[Records from a dataset]
○ ○ ○ ○ ○ ○ ○
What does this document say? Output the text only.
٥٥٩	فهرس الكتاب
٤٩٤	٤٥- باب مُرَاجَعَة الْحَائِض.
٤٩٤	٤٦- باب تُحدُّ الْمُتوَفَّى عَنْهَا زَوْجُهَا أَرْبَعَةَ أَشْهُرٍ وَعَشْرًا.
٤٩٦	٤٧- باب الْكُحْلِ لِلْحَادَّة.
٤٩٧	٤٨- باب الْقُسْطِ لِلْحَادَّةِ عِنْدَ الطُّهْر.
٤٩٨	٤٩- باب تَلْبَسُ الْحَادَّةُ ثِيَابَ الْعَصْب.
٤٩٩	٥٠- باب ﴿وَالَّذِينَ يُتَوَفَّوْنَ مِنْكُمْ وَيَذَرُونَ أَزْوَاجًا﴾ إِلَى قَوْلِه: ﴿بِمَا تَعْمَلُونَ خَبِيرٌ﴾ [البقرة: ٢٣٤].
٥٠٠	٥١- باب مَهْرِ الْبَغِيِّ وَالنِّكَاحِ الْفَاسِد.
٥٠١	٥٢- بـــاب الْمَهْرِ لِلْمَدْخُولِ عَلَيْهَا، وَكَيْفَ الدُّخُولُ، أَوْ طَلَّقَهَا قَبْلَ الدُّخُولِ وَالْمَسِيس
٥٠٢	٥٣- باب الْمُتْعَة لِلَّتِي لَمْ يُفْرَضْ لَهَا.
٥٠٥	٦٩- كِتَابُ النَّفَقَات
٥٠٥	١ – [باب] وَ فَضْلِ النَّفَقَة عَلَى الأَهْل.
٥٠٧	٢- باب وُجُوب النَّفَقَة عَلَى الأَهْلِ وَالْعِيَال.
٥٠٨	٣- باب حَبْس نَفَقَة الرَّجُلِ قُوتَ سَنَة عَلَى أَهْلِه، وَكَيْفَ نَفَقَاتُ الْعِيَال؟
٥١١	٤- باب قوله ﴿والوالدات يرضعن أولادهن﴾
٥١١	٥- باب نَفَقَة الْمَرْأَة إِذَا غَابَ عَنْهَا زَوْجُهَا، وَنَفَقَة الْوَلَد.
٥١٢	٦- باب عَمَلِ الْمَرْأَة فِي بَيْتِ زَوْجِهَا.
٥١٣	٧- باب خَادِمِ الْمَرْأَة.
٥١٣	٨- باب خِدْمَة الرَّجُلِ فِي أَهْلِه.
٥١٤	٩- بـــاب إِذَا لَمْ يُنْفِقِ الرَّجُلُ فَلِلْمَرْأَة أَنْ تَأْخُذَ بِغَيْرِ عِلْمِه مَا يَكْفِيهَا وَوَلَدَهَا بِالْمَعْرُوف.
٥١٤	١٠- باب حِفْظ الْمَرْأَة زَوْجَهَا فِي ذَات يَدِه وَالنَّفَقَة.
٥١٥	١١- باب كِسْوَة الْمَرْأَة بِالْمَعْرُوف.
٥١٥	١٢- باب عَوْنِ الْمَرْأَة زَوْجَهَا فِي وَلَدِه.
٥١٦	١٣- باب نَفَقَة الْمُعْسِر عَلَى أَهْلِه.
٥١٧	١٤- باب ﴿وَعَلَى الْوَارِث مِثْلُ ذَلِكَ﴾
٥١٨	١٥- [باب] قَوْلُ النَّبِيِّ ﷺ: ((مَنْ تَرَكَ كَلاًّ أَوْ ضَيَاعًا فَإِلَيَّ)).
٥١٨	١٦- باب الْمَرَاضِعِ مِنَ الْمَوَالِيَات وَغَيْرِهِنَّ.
○ ○ ○ ○ ○ ○ ○
**REQUIRED TASK**
Gather, from the listing above, every line carrying the word "بـــاب".

**TASK ANSWER**
٥٠١	٥٢- بـــاب الْمَهْرِ لِلْمَدْخُولِ عَلَيْهَا، وَكَيْفَ الدُّخُولُ، أَوْ طَلَّقَهَا قَبْلَ الدُّخُولِ وَالْمَسِيس
٥١٤	٩- بـــاب إِذَا لَمْ يُنْفِقِ الرَّجُلُ فَلِلْمَرْأَة أَنْ تَأْخُذَ بِغَيْرِ عِلْمِه مَا يَكْفِيهَا وَوَلَدَهَا بِالْمَعْرُوف.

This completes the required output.